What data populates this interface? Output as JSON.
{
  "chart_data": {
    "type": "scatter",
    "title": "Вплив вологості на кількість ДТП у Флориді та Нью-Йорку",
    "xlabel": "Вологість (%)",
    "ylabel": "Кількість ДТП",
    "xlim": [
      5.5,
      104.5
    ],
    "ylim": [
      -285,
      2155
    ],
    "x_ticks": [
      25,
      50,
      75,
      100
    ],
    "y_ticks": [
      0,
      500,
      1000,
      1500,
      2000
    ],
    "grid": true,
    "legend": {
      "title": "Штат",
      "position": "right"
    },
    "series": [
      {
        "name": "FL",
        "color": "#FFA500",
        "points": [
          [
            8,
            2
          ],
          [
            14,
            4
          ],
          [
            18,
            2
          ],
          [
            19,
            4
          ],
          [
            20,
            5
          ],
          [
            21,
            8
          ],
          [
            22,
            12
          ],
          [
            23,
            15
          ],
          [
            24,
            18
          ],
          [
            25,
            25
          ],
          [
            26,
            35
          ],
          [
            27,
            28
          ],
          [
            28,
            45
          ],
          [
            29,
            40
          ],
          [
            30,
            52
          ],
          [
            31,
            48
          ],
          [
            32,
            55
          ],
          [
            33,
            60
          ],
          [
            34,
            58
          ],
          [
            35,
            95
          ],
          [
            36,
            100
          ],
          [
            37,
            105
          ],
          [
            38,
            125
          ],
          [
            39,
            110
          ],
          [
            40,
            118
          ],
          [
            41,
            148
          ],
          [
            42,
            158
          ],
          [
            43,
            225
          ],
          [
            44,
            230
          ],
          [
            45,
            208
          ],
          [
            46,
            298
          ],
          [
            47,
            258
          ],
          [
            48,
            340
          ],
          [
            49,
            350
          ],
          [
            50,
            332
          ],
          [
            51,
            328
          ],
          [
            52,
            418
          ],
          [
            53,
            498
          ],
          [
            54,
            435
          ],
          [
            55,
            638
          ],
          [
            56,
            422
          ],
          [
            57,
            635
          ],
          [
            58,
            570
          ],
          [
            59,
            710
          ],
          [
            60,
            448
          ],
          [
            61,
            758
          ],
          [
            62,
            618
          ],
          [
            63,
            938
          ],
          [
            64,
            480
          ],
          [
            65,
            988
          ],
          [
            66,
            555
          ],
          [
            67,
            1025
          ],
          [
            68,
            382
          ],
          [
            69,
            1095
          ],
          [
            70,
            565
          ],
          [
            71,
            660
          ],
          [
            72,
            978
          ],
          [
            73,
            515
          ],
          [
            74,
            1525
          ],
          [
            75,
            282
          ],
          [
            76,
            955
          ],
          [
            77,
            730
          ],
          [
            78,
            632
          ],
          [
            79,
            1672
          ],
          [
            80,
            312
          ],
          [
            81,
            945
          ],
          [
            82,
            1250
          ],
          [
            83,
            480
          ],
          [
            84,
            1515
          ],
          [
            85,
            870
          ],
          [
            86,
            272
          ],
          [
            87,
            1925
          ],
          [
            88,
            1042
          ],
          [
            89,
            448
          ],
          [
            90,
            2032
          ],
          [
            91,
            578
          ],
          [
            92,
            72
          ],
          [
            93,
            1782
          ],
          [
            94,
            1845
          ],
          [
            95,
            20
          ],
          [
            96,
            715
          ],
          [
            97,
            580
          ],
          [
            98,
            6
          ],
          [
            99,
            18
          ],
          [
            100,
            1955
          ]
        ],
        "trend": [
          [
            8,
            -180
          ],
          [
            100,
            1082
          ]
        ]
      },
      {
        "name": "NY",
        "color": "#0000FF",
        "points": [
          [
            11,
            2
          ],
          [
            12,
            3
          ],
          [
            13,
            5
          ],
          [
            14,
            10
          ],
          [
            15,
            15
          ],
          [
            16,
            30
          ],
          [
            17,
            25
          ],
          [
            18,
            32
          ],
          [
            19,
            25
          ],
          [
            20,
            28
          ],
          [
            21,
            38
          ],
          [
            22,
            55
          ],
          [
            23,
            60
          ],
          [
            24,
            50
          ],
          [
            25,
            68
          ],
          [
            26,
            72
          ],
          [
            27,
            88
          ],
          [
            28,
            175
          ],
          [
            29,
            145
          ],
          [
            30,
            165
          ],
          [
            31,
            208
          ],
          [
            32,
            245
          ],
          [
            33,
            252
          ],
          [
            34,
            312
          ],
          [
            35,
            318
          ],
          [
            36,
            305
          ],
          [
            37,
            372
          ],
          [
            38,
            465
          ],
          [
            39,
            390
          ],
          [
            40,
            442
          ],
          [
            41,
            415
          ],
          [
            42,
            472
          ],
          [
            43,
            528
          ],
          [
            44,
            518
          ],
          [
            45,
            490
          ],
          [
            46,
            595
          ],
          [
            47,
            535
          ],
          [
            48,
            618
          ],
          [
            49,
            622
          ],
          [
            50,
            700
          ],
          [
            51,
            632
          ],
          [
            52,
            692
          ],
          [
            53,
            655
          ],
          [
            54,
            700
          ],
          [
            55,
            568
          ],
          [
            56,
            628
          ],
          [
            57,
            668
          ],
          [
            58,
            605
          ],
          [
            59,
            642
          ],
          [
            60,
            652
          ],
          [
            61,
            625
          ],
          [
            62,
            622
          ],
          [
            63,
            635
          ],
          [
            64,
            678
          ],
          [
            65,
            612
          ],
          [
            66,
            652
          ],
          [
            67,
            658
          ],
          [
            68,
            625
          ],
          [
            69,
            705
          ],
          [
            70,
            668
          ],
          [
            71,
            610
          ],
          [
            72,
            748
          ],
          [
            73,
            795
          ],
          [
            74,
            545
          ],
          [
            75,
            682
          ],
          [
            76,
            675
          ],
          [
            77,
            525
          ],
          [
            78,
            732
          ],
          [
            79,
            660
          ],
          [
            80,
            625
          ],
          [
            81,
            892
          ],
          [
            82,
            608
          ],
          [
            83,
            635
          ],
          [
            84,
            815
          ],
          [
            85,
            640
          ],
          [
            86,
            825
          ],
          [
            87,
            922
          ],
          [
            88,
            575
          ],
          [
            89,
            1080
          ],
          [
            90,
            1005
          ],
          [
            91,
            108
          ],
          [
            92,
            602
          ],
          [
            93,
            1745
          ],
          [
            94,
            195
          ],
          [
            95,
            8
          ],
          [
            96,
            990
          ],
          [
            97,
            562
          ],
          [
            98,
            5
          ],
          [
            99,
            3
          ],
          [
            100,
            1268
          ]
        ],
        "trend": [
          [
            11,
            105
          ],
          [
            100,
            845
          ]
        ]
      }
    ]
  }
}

● ● ● ●

■ Task to complete
Write out the full listing, keeping every line exactly as it is.

■ Answer
What data populates this interface? Output as JSON.
{
  "chart_data": {
    "type": "scatter",
    "title": "Вплив вологості на кількість ДТП у Флориді та Нью-Йорку",
    "xlabel": "Вологість (%)",
    "ylabel": "Кількість ДТП",
    "xlim": [
      5.5,
      104.5
    ],
    "ylim": [
      -285,
      2155
    ],
    "x_ticks": [
      25,
      50,
      75,
      100
    ],
    "y_ticks": [
      0,
      500,
      1000,
      1500,
      2000
    ],
    "grid": true,
    "legend": {
      "title": "Штат",
      "position": "right"
    },
    "series": [
      {
        "name": "FL",
        "color": "#FFA500",
        "points": [
          [
            8,
            2
          ],
          [
            14,
            4
          ],
          [
            18,
            2
          ],
          [
            19,
            4
          ],
          [
            20,
            5
          ],
          [
            21,
            8
          ],
          [
            22,
            12
          ],
          [
            23,
            15
          ],
          [
            24,
            18
          ],
          [
            25,
            25
          ],
          [
            26,
            35
          ],
          [
            27,
            28
          ],
          [
            28,
            45
          ],
          [
            29,
            40
          ],
          [
            30,
            52
          ],
          [
            31,
            48
          ],
          [
            32,
            55
          ],
          [
            33,
            60
          ],
          [
            34,
            58
          ],
          [
            35,
            95
          ],
          [
            36,
            100
          ],
          [
            37,
            105
          ],
          [
            38,
            125
          ],
          [
            39,
            110
          ],
          [
            40,
            118
          ],
          [
            41,
            148
          ],
          [
            42,
            158
          ],
          [
            43,
            225
          ],
          [
            44,
            230
          ],
          [
            45,
            208
          ],
          [
            46,
            298
          ],
          [
            47,
            258
          ],
          [
            48,
            340
          ],
          [
            49,
            350
          ],
          [
            50,
            332
          ],
          [
            51,
            328
          ],
          [
            52,
            418
          ],
          [
            53,
            498
          ],
          [
            54,
            435
          ],
          [
            55,
            638
          ],
          [
            56,
            422
          ],
          [
            57,
            635
          ],
          [
            58,
            570
          ],
          [
            59,
            710
          ],
          [
            60,
            448
          ],
          [
            61,
            758
          ],
          [
            62,
            618
          ],
          [
            63,
            938
          ],
          [
            64,
            480
          ],
          [
            65,
            988
          ],
          [
            66,
            555
          ],
          [
            67,
            1025
          ],
          [
            68,
            382
          ],
          [
            69,
            1095
          ],
          [
            70,
            565
          ],
          [
            71,
            660
          ],
          [
            72,
            978
          ],
          [
            73,
            515
          ],
          [
            74,
            1525
          ],
          [
            75,
            282
          ],
          [
            76,
            955
          ],
          [
            77,
            730
          ],
          [
            78,
            632
          ],
          [
            79,
            1672
          ],
          [
            80,
            312
          ],
          [
            81,
            945
          ],
          [
            82,
            1250
          ],
          [
            83,
            480
          ],
          [
            84,
            1515
          ],
          [
            85,
            870
          ],
          [
            86,
            272
          ],
          [
            87,
            1925
          ],
          [
            88,
            1042
          ],
          [
            89,
            448
          ],
          [
            90,
            2032
          ],
          [
            91,
            578
          ],
          [
            92,
            72
          ],
          [
            93,
            1782
          ],
          [
            94,
            1845
          ],
          [
            95,
            20
          ],
          [
            96,
            715
          ],
          [
            97,
            580
          ],
          [
            98,
            6
          ],
          [
            99,
            18
          ],
          [
            100,
            1955
          ]
        ],
        "trend": [
          [
            8,
            -180
          ],
          [
            100,
            1082
          ]
        ]
      },
      {
        "name": "NY",
        "color": "#0000FF",
        "points": [
          [
            11,
            2
          ],
          [
            12,
            3
          ],
          [
            13,
            5
          ],
          [
            14,
            10
          ],
          [
            15,
            15
          ],
          [
            16,
            30
          ],
          [
            17,
            25
          ],
          [
            18,
            32
          ],
          [
            19,
            25
          ],
          [
            20,
            28
          ],
          [
            21,
            38
          ],
          [
            22,
            55
          ],
          [
            23,
            60
          ],
          [
            24,
            50
          ],
          [
            25,
            68
          ],
          [
            26,
            72
          ],
          [
            27,
            88
          ],
          [
            28,
            175
          ],
          [
            29,
            145
          ],
          [
            30,
            165
          ],
          [
            31,
            208
          ],
          [
            32,
            245
          ],
          [
            33,
            252
          ],
          [
            34,
            312
          ],
          [
            35,
            318
          ],
          [
            36,
            305
          ],
          [
            37,
            372
          ],
          [
            38,
            465
          ],
          [
            39,
            390
          ],
          [
            40,
            442
          ],
          [
            41,
            415
          ],
          [
            42,
            472
          ],
          [
            43,
            528
          ],
          [
            44,
            518
          ],
          [
            45,
            490
          ],
          [
            46,
            595
          ],
          [
            47,
            535
          ],
          [
            48,
            618
          ],
          [
            49,
            622
          ],
          [
            50,
            700
          ],
          [
            51,
            632
          ],
          [
            52,
            692
          ],
          [
            53,
            655
          ],
          [
            54,
            700
          ],
          [
            55,
            568
          ],
          [
            56,
            628
          ],
          [
            57,
            668
          ],
          [
            58,
            605
          ],
          [
            59,
            642
          ],
          [
            60,
            652
          ],
          [
            61,
            625
          ],
          [
            62,
            622
          ],
          [
            63,
            635
          ],
          [
            64,
            678
          ],
          [
            65,
            612
          ],
          [
            66,
            652
          ],
          [
            67,
            658
          ],
          [
            68,
            625
          ],
          [
            69,
            705
          ],
          [
            70,
            668
          ],
          [
            71,
            610
          ],
          [
            72,
            748
          ],
          [
            73,
            795
          ],
          [
            74,
            545
          ],
          [
            75,
            682
          ],
          [
            76,
            675
          ],
          [
            77,
            525
          ],
          [
            78,
            732
          ],
          [
            79,
            660
          ],
          [
            80,
            625
          ],
          [
            81,
            892
          ],
          [
            82,
            608
          ],
          [
            83,
            635
          ],
          [
            84,
            815
          ],
          [
            85,
            640
          ],
          [
            86,
            825
          ],
          [
            87,
            922
          ],
          [
            88,
            575
          ],
          [
            89,
            1080
          ],
          [
            90,
            1005
          ],
          [
            91,
            108
          ],
          [
            92,
            602
          ],
          [
            93,
            1745
          ],
          [
            94,
            195
          ],
          [
            95,
            8
          ],
          [
            96,
            990
          ],
          [
            97,
            562
          ],
          [
            98,
            5
          ],
          [
            99,
            3
          ],
          [
            100,
            1268
          ]
        ],
        "trend": [
          [
            11,
            105
          ],
          [
            100,
            845
          ]
        ]
      }
    ]
  }
}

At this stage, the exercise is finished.